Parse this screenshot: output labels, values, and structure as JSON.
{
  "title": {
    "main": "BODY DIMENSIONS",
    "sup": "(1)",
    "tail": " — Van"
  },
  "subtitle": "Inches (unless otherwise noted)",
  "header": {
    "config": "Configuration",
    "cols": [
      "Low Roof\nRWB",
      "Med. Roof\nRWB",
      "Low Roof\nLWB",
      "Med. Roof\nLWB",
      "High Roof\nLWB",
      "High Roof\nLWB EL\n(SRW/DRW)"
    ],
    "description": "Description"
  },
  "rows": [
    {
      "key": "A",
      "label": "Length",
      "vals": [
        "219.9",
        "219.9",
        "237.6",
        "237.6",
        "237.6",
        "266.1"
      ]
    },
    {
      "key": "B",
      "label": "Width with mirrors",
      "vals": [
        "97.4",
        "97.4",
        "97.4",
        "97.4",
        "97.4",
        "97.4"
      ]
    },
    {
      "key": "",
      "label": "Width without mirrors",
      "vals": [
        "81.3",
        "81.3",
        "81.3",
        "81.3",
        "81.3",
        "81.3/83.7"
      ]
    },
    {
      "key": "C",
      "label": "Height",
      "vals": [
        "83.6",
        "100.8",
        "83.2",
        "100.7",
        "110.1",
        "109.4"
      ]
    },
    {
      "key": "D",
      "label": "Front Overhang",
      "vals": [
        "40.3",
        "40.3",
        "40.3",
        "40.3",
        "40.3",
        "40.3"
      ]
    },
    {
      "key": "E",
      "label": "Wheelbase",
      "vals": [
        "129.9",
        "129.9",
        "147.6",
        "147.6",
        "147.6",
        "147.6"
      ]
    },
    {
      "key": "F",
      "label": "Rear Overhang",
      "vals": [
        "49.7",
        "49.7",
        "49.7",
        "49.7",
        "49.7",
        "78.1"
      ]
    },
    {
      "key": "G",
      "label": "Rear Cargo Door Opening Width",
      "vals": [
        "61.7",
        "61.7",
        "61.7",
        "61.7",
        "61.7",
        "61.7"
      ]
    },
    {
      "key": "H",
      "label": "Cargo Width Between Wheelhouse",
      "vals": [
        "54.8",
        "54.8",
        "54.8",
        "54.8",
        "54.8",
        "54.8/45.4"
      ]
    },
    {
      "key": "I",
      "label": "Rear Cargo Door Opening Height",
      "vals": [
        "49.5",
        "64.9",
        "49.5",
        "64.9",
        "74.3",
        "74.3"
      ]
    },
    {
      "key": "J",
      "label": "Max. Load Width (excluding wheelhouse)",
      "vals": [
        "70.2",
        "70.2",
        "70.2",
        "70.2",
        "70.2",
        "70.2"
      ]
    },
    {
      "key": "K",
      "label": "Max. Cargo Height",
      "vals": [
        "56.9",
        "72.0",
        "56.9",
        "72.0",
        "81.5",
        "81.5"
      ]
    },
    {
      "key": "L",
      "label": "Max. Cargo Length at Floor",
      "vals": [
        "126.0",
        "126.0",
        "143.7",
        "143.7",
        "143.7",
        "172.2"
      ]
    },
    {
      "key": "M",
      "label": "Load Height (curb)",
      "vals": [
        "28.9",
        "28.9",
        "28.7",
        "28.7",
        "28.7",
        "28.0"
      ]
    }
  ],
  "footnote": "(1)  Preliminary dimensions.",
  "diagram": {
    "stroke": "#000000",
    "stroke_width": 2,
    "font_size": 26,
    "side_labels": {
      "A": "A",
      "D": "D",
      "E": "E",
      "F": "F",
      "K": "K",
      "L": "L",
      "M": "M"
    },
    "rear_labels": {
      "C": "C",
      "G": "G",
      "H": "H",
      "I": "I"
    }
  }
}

*-*-*

# Do this
Repeat the material word for word, in full.

# Exercise response
Parse this screenshot: output labels, values, and structure as JSON.
{
  "title": {
    "main": "BODY DIMENSIONS",
    "sup": "(1)",
    "tail": " — Van"
  },
  "subtitle": "Inches (unless otherwise noted)",
  "header": {
    "config": "Configuration",
    "cols": [
      "Low Roof\nRWB",
      "Med. Roof\nRWB",
      "Low Roof\nLWB",
      "Med. Roof\nLWB",
      "High Roof\nLWB",
      "High Roof\nLWB EL\n(SRW/DRW)"
    ],
    "description": "Description"
  },
  "rows": [
    {
      "key": "A",
      "label": "Length",
      "vals": [
        "219.9",
        "219.9",
        "237.6",
        "237.6",
        "237.6",
        "266.1"
      ]
    },
    {
      "key": "B",
      "label": "Width with mirrors",
      "vals": [
        "97.4",
        "97.4",
        "97.4",
        "97.4",
        "97.4",
        "97.4"
      ]
    },
    {
      "key": "",
      "label": "Width without mirrors",
      "vals": [
        "81.3",
        "81.3",
        "81.3",
        "81.3",
        "81.3",
        "81.3/83.7"
      ]
    },
    {
      "key": "C",
      "label": "Height",
      "vals": [
        "83.6",
        "100.8",
        "83.2",
        "100.7",
        "110.1",
        "109.4"
      ]
    },
    {
      "key": "D",
      "label": "Front Overhang",
      "vals": [
        "40.3",
        "40.3",
        "40.3",
        "40.3",
        "40.3",
        "40.3"
      ]
    },
    {
      "key": "E",
      "label": "Wheelbase",
      "vals": [
        "129.9",
        "129.9",
        "147.6",
        "147.6",
        "147.6",
        "147.6"
      ]
    },
    {
      "key": "F",
      "label": "Rear Overhang",
      "vals": [
        "49.7",
        "49.7",
        "49.7",
        "49.7",
        "49.7",
        "78.1"
      ]
    },
    {
      "key": "G",
      "label": "Rear Cargo Door Opening Width",
      "vals": [
        "61.7",
        "61.7",
        "61.7",
        "61.7",
        "61.7",
        "61.7"
      ]
    },
    {
      "key": "H",
      "label": "Cargo Width Between Wheelhouse",
      "vals": [
        "54.8",
        "54.8",
        "54.8",
        "54.8",
        "54.8",
        "54.8/45.4"
      ]
    },
    {
      "key": "I",
      "label": "Rear Cargo Door Opening Height",
      "vals": [
        "49.5",
        "64.9",
        "49.5",
        "64.9",
        "74.3",
        "74.3"
      ]
    },
    {
      "key": "J",
      "label": "Max. Load Width (excluding wheelhouse)",
      "vals": [
        "70.2",
        "70.2",
        "70.2",
        "70.2",
        "70.2",
        "70.2"
      ]
    },
    {
      "key": "K",
      "label": "Max. Cargo Height",
      "vals": [
        "56.9",
        "72.0",
        "56.9",
        "72.0",
        "81.5",
        "81.5"
      ]
    },
    {
      "key": "L",
      "label": "Max. Cargo Length at Floor",
      "vals": [
        "126.0",
        "126.0",
        "143.7",
        "143.7",
        "143.7",
        "172.2"
      ]
    },
    {
      "key": "M",
      "label": "Load Height (curb)",
      "vals": [
        "28.9",
        "28.9",
        "28.7",
        "28.7",
        "28.7",
        "28.0"
      ]
    }
  ],
  "footnote": "(1)  Preliminary dimensions.",
  "diagram": {
    "stroke": "#000000",
    "stroke_width": 2,
    "font_size": 26,
    "side_labels": {
      "A": "A",
      "D": "D",
      "E": "E",
      "F": "F",
      "K": "K",
      "L": "L",
      "M": "M"
    },
    "rear_labels": {
      "C": "C",
      "G": "G",
      "H": "H",
      "I": "I"
    }
  }
}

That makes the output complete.